[Given task] Write out the material below again, unchanged.

[Start Data]

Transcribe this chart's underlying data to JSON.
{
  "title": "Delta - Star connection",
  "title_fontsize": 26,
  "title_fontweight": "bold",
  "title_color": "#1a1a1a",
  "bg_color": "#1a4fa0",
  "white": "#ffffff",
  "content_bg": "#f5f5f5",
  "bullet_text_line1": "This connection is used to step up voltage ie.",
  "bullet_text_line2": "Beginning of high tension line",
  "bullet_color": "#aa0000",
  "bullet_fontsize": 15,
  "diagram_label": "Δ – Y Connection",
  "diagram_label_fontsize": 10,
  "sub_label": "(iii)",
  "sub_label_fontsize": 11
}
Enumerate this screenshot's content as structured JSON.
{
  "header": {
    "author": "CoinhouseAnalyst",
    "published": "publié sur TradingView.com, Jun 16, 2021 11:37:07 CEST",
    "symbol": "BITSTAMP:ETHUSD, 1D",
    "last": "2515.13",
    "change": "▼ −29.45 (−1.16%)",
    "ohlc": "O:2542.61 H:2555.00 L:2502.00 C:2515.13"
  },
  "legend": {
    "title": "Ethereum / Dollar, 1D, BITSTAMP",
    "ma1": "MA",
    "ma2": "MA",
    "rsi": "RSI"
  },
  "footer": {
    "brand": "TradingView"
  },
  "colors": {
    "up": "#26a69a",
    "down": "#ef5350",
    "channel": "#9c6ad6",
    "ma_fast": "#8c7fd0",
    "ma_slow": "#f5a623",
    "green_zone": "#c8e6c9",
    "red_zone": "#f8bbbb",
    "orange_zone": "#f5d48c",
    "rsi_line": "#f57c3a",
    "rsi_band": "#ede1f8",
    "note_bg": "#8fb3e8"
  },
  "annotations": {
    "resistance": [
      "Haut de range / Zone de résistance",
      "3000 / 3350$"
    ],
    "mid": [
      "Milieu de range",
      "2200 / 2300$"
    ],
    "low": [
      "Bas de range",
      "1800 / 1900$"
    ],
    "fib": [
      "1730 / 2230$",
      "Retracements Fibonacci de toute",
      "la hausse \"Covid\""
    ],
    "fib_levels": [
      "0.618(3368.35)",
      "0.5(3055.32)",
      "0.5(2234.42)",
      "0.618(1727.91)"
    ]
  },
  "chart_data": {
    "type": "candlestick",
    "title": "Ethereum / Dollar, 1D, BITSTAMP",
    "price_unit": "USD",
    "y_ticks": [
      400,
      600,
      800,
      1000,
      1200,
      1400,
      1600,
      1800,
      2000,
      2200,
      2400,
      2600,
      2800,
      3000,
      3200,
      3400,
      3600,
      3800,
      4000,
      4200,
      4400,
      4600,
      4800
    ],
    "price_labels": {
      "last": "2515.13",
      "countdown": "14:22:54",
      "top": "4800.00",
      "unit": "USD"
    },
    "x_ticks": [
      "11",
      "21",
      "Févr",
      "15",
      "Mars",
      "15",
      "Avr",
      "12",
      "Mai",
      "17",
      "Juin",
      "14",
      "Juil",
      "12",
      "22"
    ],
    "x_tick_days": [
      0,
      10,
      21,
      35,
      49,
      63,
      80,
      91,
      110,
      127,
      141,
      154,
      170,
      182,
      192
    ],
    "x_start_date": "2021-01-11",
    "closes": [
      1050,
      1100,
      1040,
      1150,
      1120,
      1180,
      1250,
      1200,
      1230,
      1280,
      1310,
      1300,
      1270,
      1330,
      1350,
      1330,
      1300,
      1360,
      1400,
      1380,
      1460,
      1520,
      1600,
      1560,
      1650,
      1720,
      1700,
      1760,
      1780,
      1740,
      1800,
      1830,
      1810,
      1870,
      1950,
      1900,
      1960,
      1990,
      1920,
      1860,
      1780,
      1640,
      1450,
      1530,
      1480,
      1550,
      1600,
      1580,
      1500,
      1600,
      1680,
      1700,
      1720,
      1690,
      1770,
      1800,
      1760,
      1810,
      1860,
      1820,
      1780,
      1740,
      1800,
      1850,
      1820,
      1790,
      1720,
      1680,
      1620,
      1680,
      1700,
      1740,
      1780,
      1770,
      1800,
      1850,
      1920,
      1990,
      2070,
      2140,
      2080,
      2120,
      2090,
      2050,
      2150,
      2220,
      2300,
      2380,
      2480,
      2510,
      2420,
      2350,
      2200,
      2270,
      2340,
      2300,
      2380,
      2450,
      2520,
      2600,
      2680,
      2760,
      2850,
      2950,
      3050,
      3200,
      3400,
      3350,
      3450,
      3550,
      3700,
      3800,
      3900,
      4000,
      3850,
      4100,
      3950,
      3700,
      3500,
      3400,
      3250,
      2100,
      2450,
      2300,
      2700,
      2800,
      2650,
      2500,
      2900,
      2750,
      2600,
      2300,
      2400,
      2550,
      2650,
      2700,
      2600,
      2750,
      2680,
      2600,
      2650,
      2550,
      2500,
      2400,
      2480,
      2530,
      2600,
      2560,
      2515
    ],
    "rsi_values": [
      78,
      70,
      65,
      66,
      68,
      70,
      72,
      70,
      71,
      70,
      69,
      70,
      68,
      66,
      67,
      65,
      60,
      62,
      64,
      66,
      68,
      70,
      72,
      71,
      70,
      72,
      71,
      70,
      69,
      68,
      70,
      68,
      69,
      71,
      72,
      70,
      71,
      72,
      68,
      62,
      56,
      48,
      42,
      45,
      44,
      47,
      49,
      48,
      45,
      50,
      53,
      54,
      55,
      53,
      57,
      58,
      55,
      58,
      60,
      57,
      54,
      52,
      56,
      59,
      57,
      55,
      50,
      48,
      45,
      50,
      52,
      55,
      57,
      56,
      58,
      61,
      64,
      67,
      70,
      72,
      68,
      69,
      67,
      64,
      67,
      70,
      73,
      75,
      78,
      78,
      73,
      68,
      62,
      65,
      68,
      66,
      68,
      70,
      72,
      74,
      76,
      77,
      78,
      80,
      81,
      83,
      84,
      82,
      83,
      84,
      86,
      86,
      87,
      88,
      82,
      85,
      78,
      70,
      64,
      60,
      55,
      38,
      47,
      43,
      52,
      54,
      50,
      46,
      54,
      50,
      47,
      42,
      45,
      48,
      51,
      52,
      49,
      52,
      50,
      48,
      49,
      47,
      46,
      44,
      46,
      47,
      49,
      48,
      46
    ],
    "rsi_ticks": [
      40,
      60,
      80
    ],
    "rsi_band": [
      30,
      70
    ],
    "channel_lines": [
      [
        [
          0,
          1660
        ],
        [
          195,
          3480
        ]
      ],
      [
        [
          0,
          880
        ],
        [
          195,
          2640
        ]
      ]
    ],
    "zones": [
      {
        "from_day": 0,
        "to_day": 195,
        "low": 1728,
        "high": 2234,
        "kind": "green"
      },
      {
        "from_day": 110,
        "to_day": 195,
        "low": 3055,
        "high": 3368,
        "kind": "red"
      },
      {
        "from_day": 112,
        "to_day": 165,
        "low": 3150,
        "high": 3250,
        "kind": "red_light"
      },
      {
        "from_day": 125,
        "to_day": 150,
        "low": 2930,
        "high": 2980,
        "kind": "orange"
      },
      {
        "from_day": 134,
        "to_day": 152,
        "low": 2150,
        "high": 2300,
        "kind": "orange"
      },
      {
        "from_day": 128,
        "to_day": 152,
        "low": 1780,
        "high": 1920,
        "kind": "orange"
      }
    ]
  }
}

[End Data]

[Result]
Transcribe this chart's underlying data to JSON.
{
  "title": "Delta - Star connection",
  "title_fontsize": 26,
  "title_fontweight": "bold",
  "title_color": "#1a1a1a",
  "bg_color": "#1a4fa0",
  "white": "#ffffff",
  "content_bg": "#f5f5f5",
  "bullet_text_line1": "This connection is used to step up voltage ie.",
  "bullet_text_line2": "Beginning of high tension line",
  "bullet_color": "#aa0000",
  "bullet_fontsize": 15,
  "diagram_label": "Δ – Y Connection",
  "diagram_label_fontsize": 10,
  "sub_label": "(iii)",
  "sub_label_fontsize": 11
}
Enumerate this screenshot's content as structured JSON.
{
  "header": {
    "author": "CoinhouseAnalyst",
    "published": "publié sur TradingView.com, Jun 16, 2021 11:37:07 CEST",
    "symbol": "BITSTAMP:ETHUSD, 1D",
    "last": "2515.13",
    "change": "▼ −29.45 (−1.16%)",
    "ohlc": "O:2542.61 H:2555.00 L:2502.00 C:2515.13"
  },
  "legend": {
    "title": "Ethereum / Dollar, 1D, BITSTAMP",
    "ma1": "MA",
    "ma2": "MA",
    "rsi": "RSI"
  },
  "footer": {
    "brand": "TradingView"
  },
  "colors": {
    "up": "#26a69a",
    "down": "#ef5350",
    "channel": "#9c6ad6",
    "ma_fast": "#8c7fd0",
    "ma_slow": "#f5a623",
    "green_zone": "#c8e6c9",
    "red_zone": "#f8bbbb",
    "orange_zone": "#f5d48c",
    "rsi_line": "#f57c3a",
    "rsi_band": "#ede1f8",
    "note_bg": "#8fb3e8"
  },
  "annotations": {
    "resistance": [
      "Haut de range / Zone de résistance",
      "3000 / 3350$"
    ],
    "mid": [
      "Milieu de range",
      "2200 / 2300$"
    ],
    "low": [
      "Bas de range",
      "1800 / 1900$"
    ],
    "fib": [
      "1730 / 2230$",
      "Retracements Fibonacci de toute",
      "la hausse \"Covid\""
    ],
    "fib_levels": [
      "0.618(3368.35)",
      "0.5(3055.32)",
      "0.5(2234.42)",
      "0.618(1727.91)"
    ]
  },
  "chart_data": {
    "type": "candlestick",
    "title": "Ethereum / Dollar, 1D, BITSTAMP",
    "price_unit": "USD",
    "y_ticks": [
      400,
      600,
      800,
      1000,
      1200,
      1400,
      1600,
      1800,
      2000,
      2200,
      2400,
      2600,
      2800,
      3000,
      3200,
      3400,
      3600,
      3800,
      4000,
      4200,
      4400,
      4600,
      4800
    ],
    "price_labels": {
      "last": "2515.13",
      "countdown": "14:22:54",
      "top": "4800.00",
      "unit": "USD"
    },
    "x_ticks": [
      "11",
      "21",
      "Févr",
      "15",
      "Mars",
      "15",
      "Avr",
      "12",
      "Mai",
      "17",
      "Juin",
      "14",
      "Juil",
      "12",
      "22"
    ],
    "x_tick_days": [
      0,
      10,
      21,
      35,
      49,
      63,
      80,
      91,
      110,
      127,
      141,
      154,
      170,
      182,
      192
    ],
    "x_start_date": "2021-01-11",
    "closes": [
      1050,
      1100,
      1040,
      1150,
      1120,
      1180,
      1250,
      1200,
      1230,
      1280,
      1310,
      1300,
      1270,
      1330,
      1350,
      1330,
      1300,
      1360,
      1400,
      1380,
      1460,
      1520,
      1600,
      1560,
      1650,
      1720,
      1700,
      1760,
      1780,
      1740,
      1800,
      1830,
      1810,
      1870,
      1950,
      1900,
      1960,
      1990,
      1920,
      1860,
      1780,
      1640,
      1450,
      1530,
      1480,
      1550,
      1600,
      1580,
      1500,
      1600,
      1680,
      1700,
      1720,
      1690,
      1770,
      1800,
      1760,
      1810,
      1860,
      1820,
      1780,
      1740,
      1800,
      1850,
      1820,
      1790,
      1720,
      1680,
      1620,
      1680,
      1700,
      1740,
      1780,
      1770,
      1800,
      1850,
      1920,
      1990,
      2070,
      2140,
      2080,
      2120,
      2090,
      2050,
      2150,
      2220,
      2300,
      2380,
      2480,
      2510,
      2420,
      2350,
      2200,
      2270,
      2340,
      2300,
      2380,
      2450,
      2520,
      2600,
      2680,
      2760,
      2850,
      2950,
      3050,
      3200,
      3400,
      3350,
      3450,
      3550,
      3700,
      3800,
      3900,
      4000,
      3850,
      4100,
      3950,
      3700,
      3500,
      3400,
      3250,
      2100,
      2450,
      2300,
      2700,
      2800,
      2650,
      2500,
      2900,
      2750,
      2600,
      2300,
      2400,
      2550,
      2650,
      2700,
      2600,
      2750,
      2680,
      2600,
      2650,
      2550,
      2500,
      2400,
      2480,
      2530,
      2600,
      2560,
      2515
    ],
    "rsi_values": [
      78,
      70,
      65,
      66,
      68,
      70,
      72,
      70,
      71,
      70,
      69,
      70,
      68,
      66,
      67,
      65,
      60,
      62,
      64,
      66,
      68,
      70,
      72,
      71,
      70,
      72,
      71,
      70,
      69,
      68,
      70,
      68,
      69,
      71,
      72,
      70,
      71,
      72,
      68,
      62,
      56,
      48,
      42,
      45,
      44,
      47,
      49,
      48,
      45,
      50,
      53,
      54,
      55,
      53,
      57,
      58,
      55,
      58,
      60,
      57,
      54,
      52,
      56,
      59,
      57,
      55,
      50,
      48,
      45,
      50,
      52,
      55,
      57,
      56,
      58,
      61,
      64,
      67,
      70,
      72,
      68,
      69,
      67,
      64,
      67,
      70,
      73,
      75,
      78,
      78,
      73,
      68,
      62,
      65,
      68,
      66,
      68,
      70,
      72,
      74,
      76,
      77,
      78,
      80,
      81,
      83,
      84,
      82,
      83,
      84,
      86,
      86,
      87,
      88,
      82,
      85,
      78,
      70,
      64,
      60,
      55,
      38,
      47,
      43,
      52,
      54,
      50,
      46,
      54,
      50,
      47,
      42,
      45,
      48,
      51,
      52,
      49,
      52,
      50,
      48,
      49,
      47,
      46,
      44,
      46,
      47,
      49,
      48,
      46
    ],
    "rsi_ticks": [
      40,
      60,
      80
    ],
    "rsi_band": [
      30,
      70
    ],
    "channel_lines": [
      [
        [
          0,
          1660
        ],
        [
          195,
          3480
        ]
      ],
      [
        [
          0,
          880
        ],
        [
          195,
          2640
        ]
      ]
    ],
    "zones": [
      {
        "from_day": 0,
        "to_day": 195,
        "low": 1728,
        "high": 2234,
        "kind": "green"
      },
      {
        "from_day": 110,
        "to_day": 195,
        "low": 3055,
        "high": 3368,
        "kind": "red"
      },
      {
        "from_day": 112,
        "to_day": 165,
        "low": 3150,
        "high": 3250,
        "kind": "red_light"
      },
      {
        "from_day": 125,
        "to_day": 150,
        "low": 2930,
        "high": 2980,
        "kind": "orange"
      },
      {
        "from_day": 134,
        "to_day": 152,
        "low": 2150,
        "high": 2300,
        "kind": "orange"
      },
      {
        "from_day": 128,
        "to_day": 152,
        "low": 1780,
        "high": 1920,
        "kind": "orange"
      }
    ]
  }
}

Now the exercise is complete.